╭──
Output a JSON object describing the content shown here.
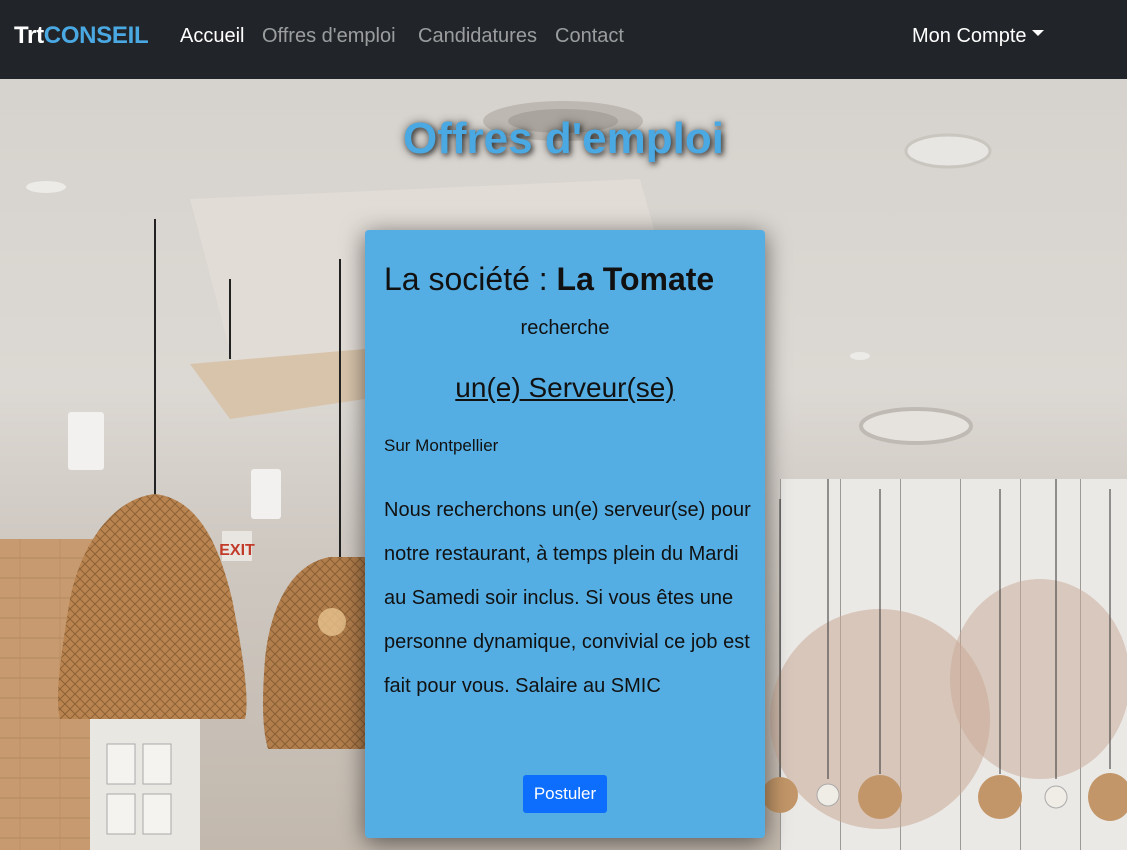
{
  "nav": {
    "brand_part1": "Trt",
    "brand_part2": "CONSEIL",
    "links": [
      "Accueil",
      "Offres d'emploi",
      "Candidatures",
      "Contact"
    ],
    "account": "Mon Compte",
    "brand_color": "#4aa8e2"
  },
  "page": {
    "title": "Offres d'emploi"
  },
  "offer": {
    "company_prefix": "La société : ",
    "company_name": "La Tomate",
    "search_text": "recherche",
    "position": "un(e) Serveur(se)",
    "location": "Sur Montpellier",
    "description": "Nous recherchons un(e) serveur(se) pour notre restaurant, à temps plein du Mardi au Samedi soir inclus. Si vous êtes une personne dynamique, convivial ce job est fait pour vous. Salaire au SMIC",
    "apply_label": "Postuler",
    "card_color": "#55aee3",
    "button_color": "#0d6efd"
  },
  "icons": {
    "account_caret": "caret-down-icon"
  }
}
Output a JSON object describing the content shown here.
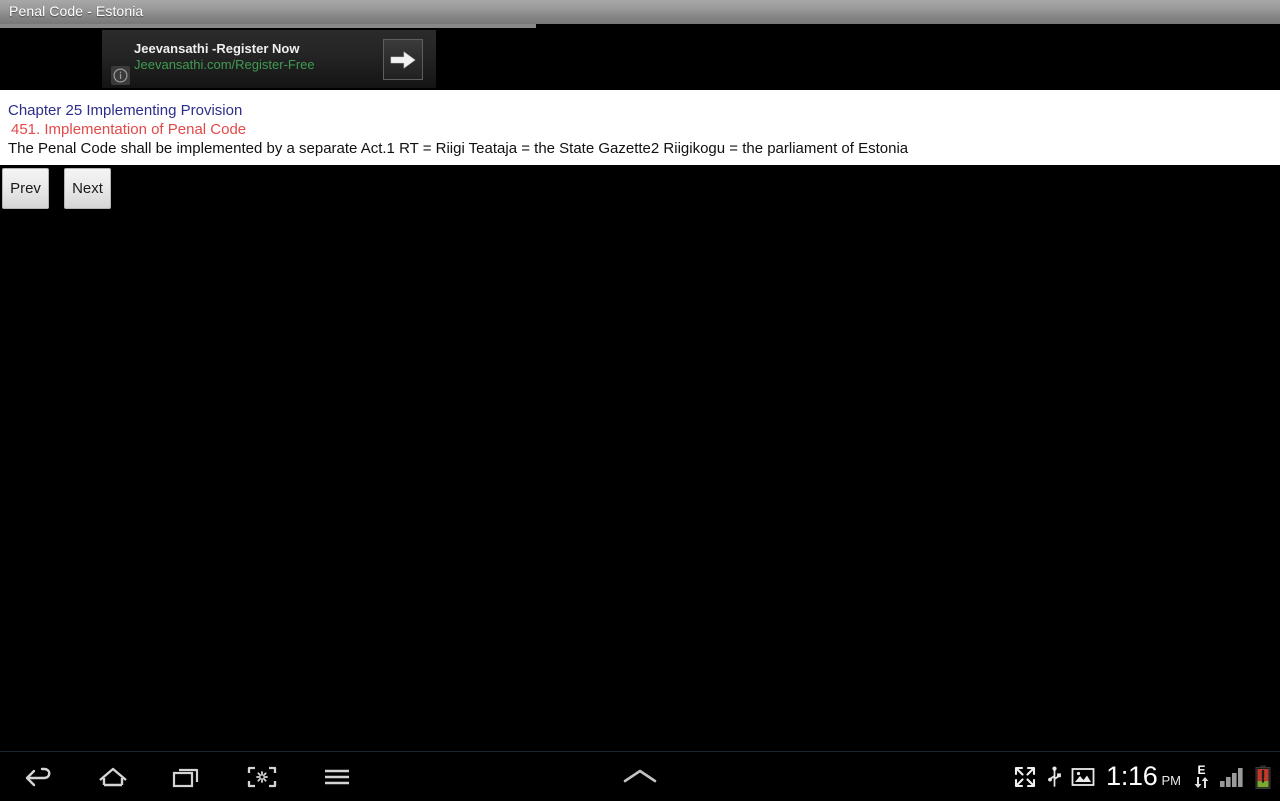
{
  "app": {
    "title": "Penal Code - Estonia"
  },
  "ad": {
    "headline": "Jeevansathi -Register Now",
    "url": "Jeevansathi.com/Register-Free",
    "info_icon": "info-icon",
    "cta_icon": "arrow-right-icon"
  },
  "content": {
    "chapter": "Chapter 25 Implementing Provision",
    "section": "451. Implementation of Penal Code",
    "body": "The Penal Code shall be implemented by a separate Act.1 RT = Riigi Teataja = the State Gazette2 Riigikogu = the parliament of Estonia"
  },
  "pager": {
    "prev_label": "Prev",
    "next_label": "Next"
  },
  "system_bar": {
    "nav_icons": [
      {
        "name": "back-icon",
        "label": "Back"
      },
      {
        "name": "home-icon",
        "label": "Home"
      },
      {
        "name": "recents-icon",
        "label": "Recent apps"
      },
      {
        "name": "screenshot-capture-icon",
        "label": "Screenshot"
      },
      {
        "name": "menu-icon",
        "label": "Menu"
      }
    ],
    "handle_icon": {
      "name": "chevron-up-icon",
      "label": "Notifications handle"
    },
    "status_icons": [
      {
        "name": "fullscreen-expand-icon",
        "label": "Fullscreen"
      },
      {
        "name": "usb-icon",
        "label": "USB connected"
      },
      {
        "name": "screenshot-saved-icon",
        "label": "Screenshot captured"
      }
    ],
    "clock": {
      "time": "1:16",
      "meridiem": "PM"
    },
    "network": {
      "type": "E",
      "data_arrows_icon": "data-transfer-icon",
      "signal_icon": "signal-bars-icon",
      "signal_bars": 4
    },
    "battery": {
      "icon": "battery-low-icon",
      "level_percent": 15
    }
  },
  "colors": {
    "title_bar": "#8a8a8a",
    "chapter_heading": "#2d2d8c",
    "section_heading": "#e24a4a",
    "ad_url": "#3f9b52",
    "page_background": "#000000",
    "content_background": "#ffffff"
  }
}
╰──
╭──
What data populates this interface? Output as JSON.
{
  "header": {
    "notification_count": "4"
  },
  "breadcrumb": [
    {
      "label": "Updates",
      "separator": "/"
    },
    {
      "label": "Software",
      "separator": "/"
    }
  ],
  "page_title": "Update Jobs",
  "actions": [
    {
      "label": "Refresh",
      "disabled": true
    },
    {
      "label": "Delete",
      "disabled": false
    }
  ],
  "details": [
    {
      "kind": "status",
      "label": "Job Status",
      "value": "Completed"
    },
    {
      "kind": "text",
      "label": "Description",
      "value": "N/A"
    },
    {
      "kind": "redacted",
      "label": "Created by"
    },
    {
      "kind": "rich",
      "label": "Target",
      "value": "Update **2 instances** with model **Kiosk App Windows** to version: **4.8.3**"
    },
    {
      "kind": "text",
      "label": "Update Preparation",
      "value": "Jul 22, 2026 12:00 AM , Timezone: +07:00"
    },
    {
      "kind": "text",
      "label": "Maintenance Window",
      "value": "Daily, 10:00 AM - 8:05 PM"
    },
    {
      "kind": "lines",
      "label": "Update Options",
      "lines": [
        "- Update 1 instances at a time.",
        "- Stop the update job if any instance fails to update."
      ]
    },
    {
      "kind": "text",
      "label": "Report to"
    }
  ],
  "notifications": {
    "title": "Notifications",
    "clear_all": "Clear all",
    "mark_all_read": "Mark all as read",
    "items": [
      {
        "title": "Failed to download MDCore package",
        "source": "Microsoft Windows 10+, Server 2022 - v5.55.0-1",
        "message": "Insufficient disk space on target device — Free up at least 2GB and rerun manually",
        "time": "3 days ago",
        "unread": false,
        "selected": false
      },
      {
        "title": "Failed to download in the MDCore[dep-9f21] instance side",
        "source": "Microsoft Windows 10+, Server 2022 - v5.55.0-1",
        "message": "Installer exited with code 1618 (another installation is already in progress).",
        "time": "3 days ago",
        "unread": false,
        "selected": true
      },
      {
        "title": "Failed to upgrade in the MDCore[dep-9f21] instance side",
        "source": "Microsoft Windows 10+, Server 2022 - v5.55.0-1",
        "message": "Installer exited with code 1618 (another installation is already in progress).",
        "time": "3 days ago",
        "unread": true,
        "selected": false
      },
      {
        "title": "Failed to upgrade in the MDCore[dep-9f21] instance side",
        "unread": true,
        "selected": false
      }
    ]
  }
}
╰──
EXERCISE OBJECTIVE -
What is the number of lines in these records that contain "Offres"? Reply with the number only.

SOLUTION TO THE EXERCISE -
2